* Task details *
Output the material beneath this task exactly, images excluded.

################

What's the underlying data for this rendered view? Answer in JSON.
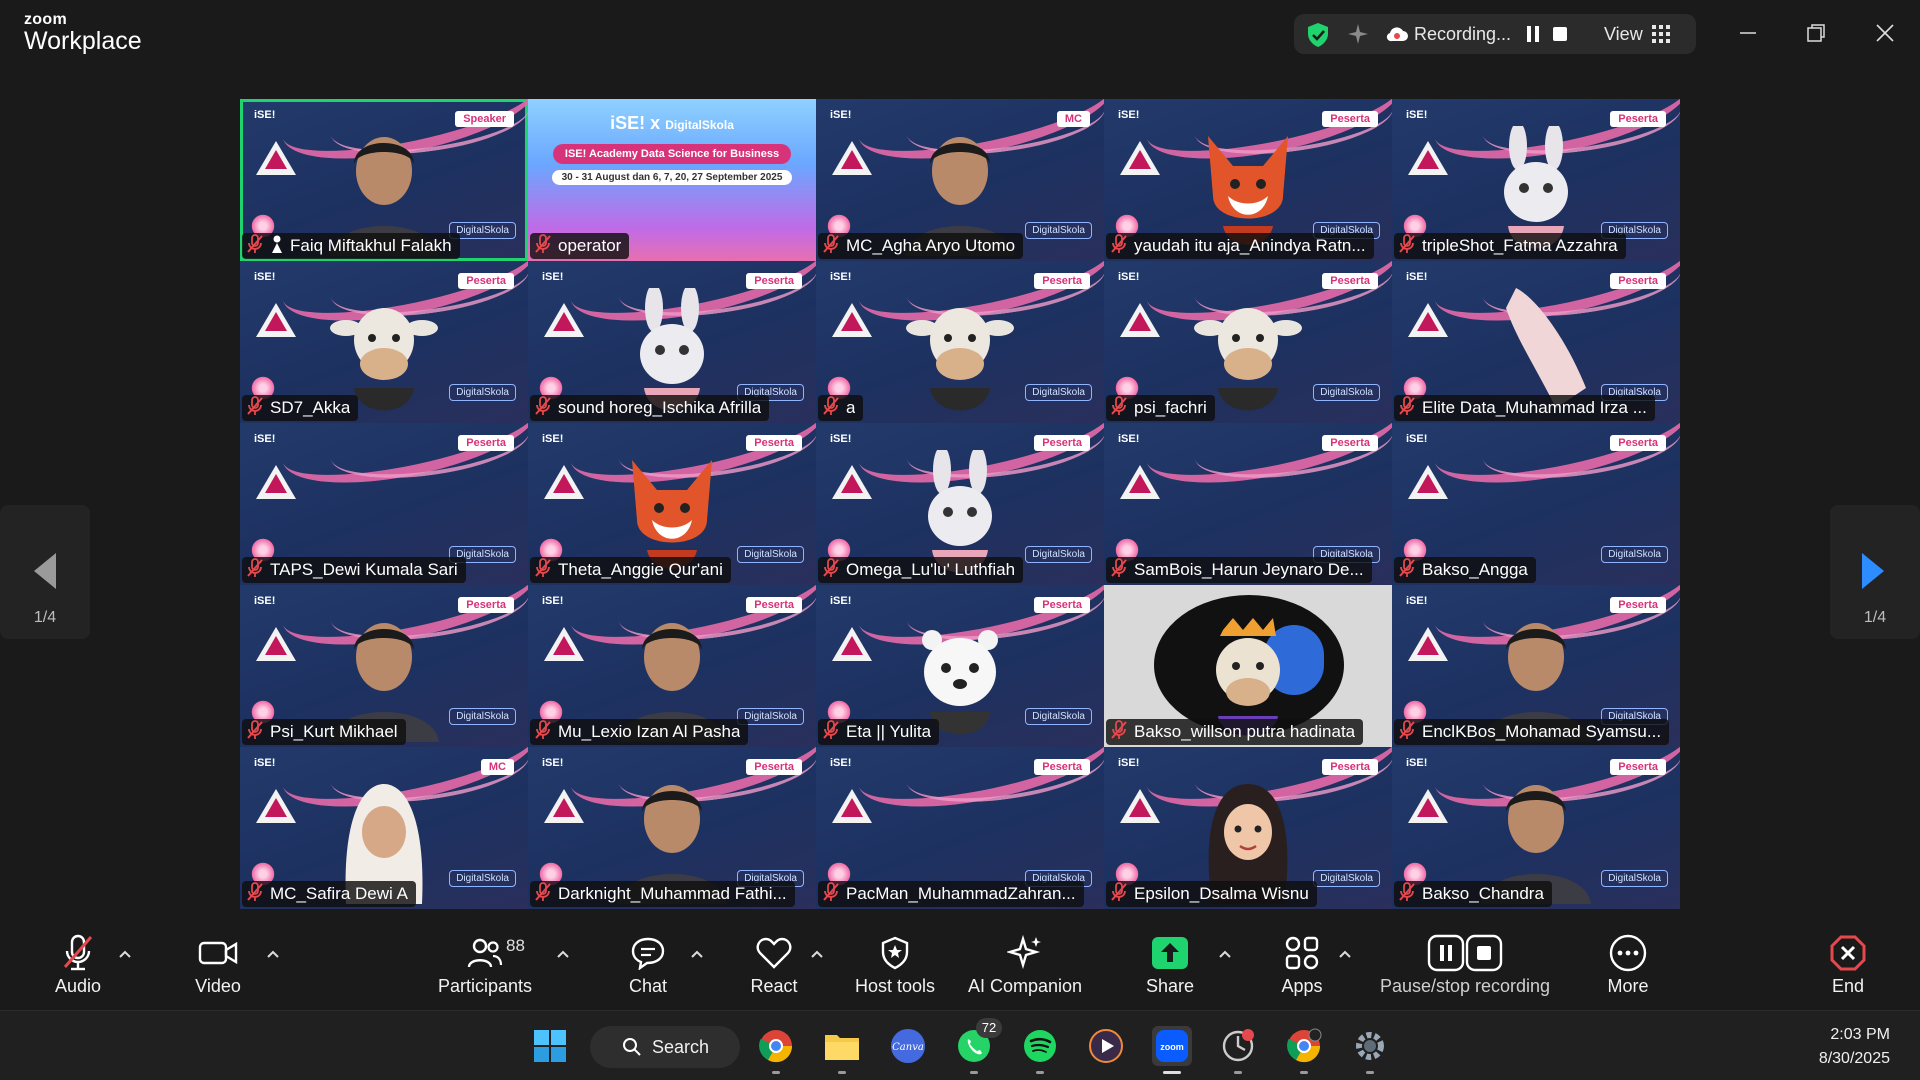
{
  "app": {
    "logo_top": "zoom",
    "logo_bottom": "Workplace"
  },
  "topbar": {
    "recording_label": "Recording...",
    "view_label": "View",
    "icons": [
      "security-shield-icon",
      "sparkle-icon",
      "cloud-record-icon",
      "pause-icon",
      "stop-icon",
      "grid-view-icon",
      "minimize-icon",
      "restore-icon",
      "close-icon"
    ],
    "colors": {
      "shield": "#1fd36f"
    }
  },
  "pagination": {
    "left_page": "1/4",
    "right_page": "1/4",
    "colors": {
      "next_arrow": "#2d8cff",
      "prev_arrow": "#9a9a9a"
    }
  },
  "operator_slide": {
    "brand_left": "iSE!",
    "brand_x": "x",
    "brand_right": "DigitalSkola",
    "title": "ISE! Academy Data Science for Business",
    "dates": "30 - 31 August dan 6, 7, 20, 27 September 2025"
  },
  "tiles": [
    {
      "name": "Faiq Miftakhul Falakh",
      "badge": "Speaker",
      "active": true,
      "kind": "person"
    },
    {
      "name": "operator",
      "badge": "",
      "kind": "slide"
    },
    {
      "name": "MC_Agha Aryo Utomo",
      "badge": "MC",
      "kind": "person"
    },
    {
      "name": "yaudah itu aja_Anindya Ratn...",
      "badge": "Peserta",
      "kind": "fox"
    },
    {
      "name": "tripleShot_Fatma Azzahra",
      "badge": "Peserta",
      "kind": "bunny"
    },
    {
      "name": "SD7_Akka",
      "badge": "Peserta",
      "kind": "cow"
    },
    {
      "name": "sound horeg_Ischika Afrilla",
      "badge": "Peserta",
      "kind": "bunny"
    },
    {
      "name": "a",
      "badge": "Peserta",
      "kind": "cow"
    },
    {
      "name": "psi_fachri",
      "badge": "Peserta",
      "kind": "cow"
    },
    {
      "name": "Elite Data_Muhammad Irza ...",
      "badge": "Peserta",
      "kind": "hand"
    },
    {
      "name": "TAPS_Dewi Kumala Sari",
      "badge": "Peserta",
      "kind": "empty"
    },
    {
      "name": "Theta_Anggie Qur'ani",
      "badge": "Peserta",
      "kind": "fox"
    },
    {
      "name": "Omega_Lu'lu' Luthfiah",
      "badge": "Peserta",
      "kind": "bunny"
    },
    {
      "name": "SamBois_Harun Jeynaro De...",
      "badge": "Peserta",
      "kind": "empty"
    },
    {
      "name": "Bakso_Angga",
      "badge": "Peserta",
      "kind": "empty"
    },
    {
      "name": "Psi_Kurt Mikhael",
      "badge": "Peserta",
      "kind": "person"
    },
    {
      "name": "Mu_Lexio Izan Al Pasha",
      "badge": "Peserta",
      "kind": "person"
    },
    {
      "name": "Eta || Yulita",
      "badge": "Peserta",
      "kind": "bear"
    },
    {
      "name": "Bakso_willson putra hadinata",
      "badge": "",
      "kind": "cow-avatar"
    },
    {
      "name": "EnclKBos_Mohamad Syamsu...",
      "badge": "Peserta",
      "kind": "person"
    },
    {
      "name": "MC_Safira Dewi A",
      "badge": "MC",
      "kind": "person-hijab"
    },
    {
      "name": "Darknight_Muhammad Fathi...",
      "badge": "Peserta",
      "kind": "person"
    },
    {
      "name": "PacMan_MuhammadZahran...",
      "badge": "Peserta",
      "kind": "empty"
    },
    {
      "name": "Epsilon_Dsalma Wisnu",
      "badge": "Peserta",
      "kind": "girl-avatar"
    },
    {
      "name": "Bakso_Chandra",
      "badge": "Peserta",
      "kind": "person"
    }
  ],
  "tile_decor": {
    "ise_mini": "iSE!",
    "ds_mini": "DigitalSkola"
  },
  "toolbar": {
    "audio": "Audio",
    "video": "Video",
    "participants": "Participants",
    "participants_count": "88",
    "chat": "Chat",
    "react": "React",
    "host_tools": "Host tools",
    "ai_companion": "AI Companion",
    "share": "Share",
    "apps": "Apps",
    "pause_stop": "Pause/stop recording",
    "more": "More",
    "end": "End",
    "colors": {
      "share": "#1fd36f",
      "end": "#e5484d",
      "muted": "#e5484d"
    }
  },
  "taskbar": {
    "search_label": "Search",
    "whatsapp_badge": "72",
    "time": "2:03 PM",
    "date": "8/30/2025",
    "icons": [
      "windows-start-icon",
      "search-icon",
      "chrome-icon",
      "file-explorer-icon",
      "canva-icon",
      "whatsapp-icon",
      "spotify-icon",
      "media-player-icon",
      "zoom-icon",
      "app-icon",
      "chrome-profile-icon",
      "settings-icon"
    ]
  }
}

################

* Solution to the exercise *
What's the underlying data for this rendered view? Answer in JSON.
{
  "app": {
    "logo_top": "zoom",
    "logo_bottom": "Workplace"
  },
  "topbar": {
    "recording_label": "Recording...",
    "view_label": "View",
    "icons": [
      "security-shield-icon",
      "sparkle-icon",
      "cloud-record-icon",
      "pause-icon",
      "stop-icon",
      "grid-view-icon",
      "minimize-icon",
      "restore-icon",
      "close-icon"
    ],
    "colors": {
      "shield": "#1fd36f"
    }
  },
  "pagination": {
    "left_page": "1/4",
    "right_page": "1/4",
    "colors": {
      "next_arrow": "#2d8cff",
      "prev_arrow": "#9a9a9a"
    }
  },
  "operator_slide": {
    "brand_left": "iSE!",
    "brand_x": "x",
    "brand_right": "DigitalSkola",
    "title": "ISE! Academy Data Science for Business",
    "dates": "30 - 31 August dan 6, 7, 20, 27 September 2025"
  },
  "tiles": [
    {
      "name": "Faiq Miftakhul Falakh",
      "badge": "Speaker",
      "active": true,
      "kind": "person"
    },
    {
      "name": "operator",
      "badge": "",
      "kind": "slide"
    },
    {
      "name": "MC_Agha Aryo Utomo",
      "badge": "MC",
      "kind": "person"
    },
    {
      "name": "yaudah itu aja_Anindya Ratn...",
      "badge": "Peserta",
      "kind": "fox"
    },
    {
      "name": "tripleShot_Fatma Azzahra",
      "badge": "Peserta",
      "kind": "bunny"
    },
    {
      "name": "SD7_Akka",
      "badge": "Peserta",
      "kind": "cow"
    },
    {
      "name": "sound horeg_Ischika Afrilla",
      "badge": "Peserta",
      "kind": "bunny"
    },
    {
      "name": "a",
      "badge": "Peserta",
      "kind": "cow"
    },
    {
      "name": "psi_fachri",
      "badge": "Peserta",
      "kind": "cow"
    },
    {
      "name": "Elite Data_Muhammad Irza ...",
      "badge": "Peserta",
      "kind": "hand"
    },
    {
      "name": "TAPS_Dewi Kumala Sari",
      "badge": "Peserta",
      "kind": "empty"
    },
    {
      "name": "Theta_Anggie Qur'ani",
      "badge": "Peserta",
      "kind": "fox"
    },
    {
      "name": "Omega_Lu'lu' Luthfiah",
      "badge": "Peserta",
      "kind": "bunny"
    },
    {
      "name": "SamBois_Harun Jeynaro De...",
      "badge": "Peserta",
      "kind": "empty"
    },
    {
      "name": "Bakso_Angga",
      "badge": "Peserta",
      "kind": "empty"
    },
    {
      "name": "Psi_Kurt Mikhael",
      "badge": "Peserta",
      "kind": "person"
    },
    {
      "name": "Mu_Lexio Izan Al Pasha",
      "badge": "Peserta",
      "kind": "person"
    },
    {
      "name": "Eta || Yulita",
      "badge": "Peserta",
      "kind": "bear"
    },
    {
      "name": "Bakso_willson putra hadinata",
      "badge": "",
      "kind": "cow-avatar"
    },
    {
      "name": "EnclKBos_Mohamad Syamsu...",
      "badge": "Peserta",
      "kind": "person"
    },
    {
      "name": "MC_Safira Dewi A",
      "badge": "MC",
      "kind": "person-hijab"
    },
    {
      "name": "Darknight_Muhammad Fathi...",
      "badge": "Peserta",
      "kind": "person"
    },
    {
      "name": "PacMan_MuhammadZahran...",
      "badge": "Peserta",
      "kind": "empty"
    },
    {
      "name": "Epsilon_Dsalma Wisnu",
      "badge": "Peserta",
      "kind": "girl-avatar"
    },
    {
      "name": "Bakso_Chandra",
      "badge": "Peserta",
      "kind": "person"
    }
  ],
  "tile_decor": {
    "ise_mini": "iSE!",
    "ds_mini": "DigitalSkola"
  },
  "toolbar": {
    "audio": "Audio",
    "video": "Video",
    "participants": "Participants",
    "participants_count": "88",
    "chat": "Chat",
    "react": "React",
    "host_tools": "Host tools",
    "ai_companion": "AI Companion",
    "share": "Share",
    "apps": "Apps",
    "pause_stop": "Pause/stop recording",
    "more": "More",
    "end": "End",
    "colors": {
      "share": "#1fd36f",
      "end": "#e5484d",
      "muted": "#e5484d"
    }
  },
  "taskbar": {
    "search_label": "Search",
    "whatsapp_badge": "72",
    "time": "2:03 PM",
    "date": "8/30/2025",
    "icons": [
      "windows-start-icon",
      "search-icon",
      "chrome-icon",
      "file-explorer-icon",
      "canva-icon",
      "whatsapp-icon",
      "spotify-icon",
      "media-player-icon",
      "zoom-icon",
      "app-icon",
      "chrome-profile-icon",
      "settings-icon"
    ]
  }
}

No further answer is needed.